INSTRUCTIONS FOR THE TASK: Extract the text of every entry below exactly; leave images out.

## BEGIN SOURCE MATERIAL

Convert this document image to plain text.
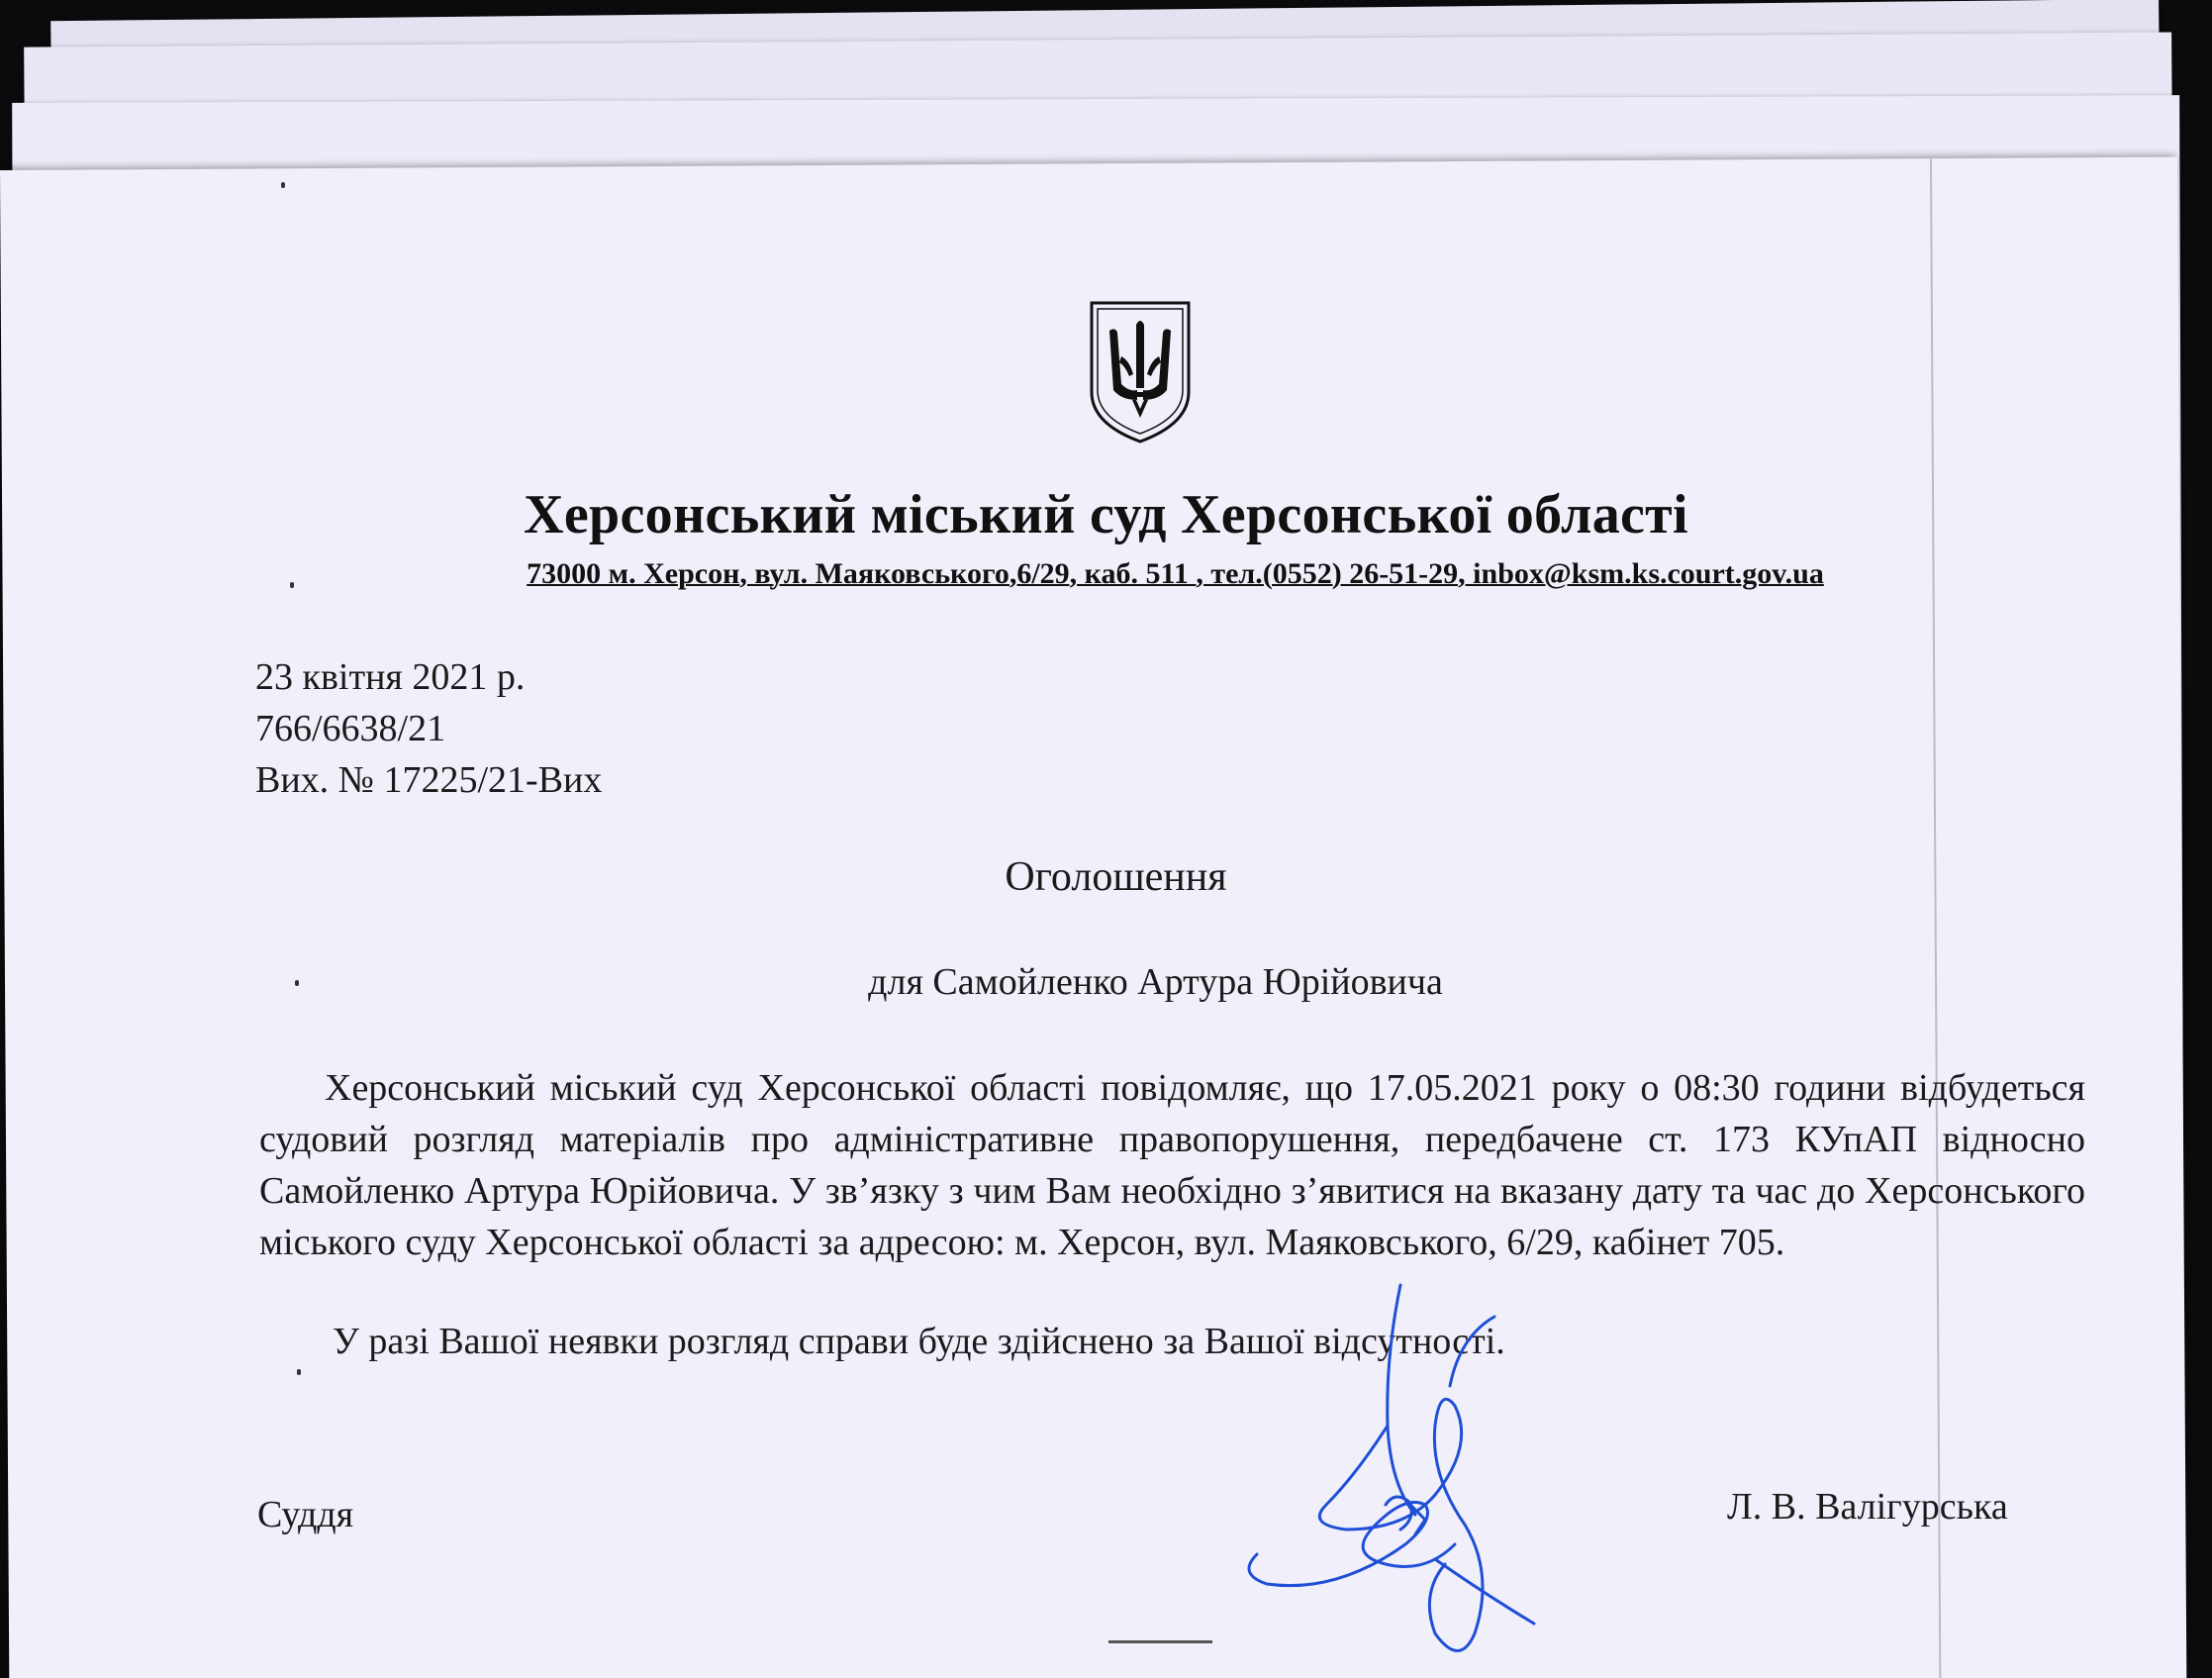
Херсонський міський суд Херсонської області
73000 м. Херсон, вул. Маяковського,6/29, каб. 511 , тел.(0552) 26-51-29, inbox@ksm.ks.court.gov.ua
23 квітня 2021 р.
766/6638/21
Вих. № 17225/21-Вих
Оголошення
для Самойленко Артура Юрійовича
Херсонський міський суд Херсонської області повідомляє, що 17.05.2021 року о 08:30 години відбудеться судовий розгляд матеріалів про адміністративне правопорушення, передбачене ст. 173 КУпАП відносно Самойленко Артура Юрійовича. У зв’язку з чим Вам необхідно з’явитися на вказану дату та час до Херсонського міського суду Херсонської області за адресою: м. Херсон, вул. Маяковського, 6/29, кабінет 705.
У разі Вашої неявки розгляд справи буде здійснено за Вашої відсутності.
Суддя	Л. В. Валігурська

## END SOURCE MATERIAL

FINAL RESULT:
Convert this document image to plain text.
Херсонський міський суд Херсонської області
73000 м. Херсон, вул. Маяковського,6/29, каб. 511 , тел.(0552) 26-51-29, inbox@ksm.ks.court.gov.ua
23 квітня 2021 р.
766/6638/21
Вих. № 17225/21-Вих
Оголошення
для Самойленко Артура Юрійовича
Херсонський міський суд Херсонської області повідомляє, що 17.05.2021 року о 08:30 години відбудеться судовий розгляд матеріалів про адміністративне правопорушення, передбачене ст. 173 КУпАП відносно Самойленко Артура Юрійовича. У зв’язку з чим Вам необхідно з’явитися на вказану дату та час до Херсонського міського суду Херсонської області за адресою: м. Херсон, вул. Маяковського, 6/29, кабінет 705.
У разі Вашої неявки розгляд справи буде здійснено за Вашої відсутності.
Суддя	Л. В. Валігурська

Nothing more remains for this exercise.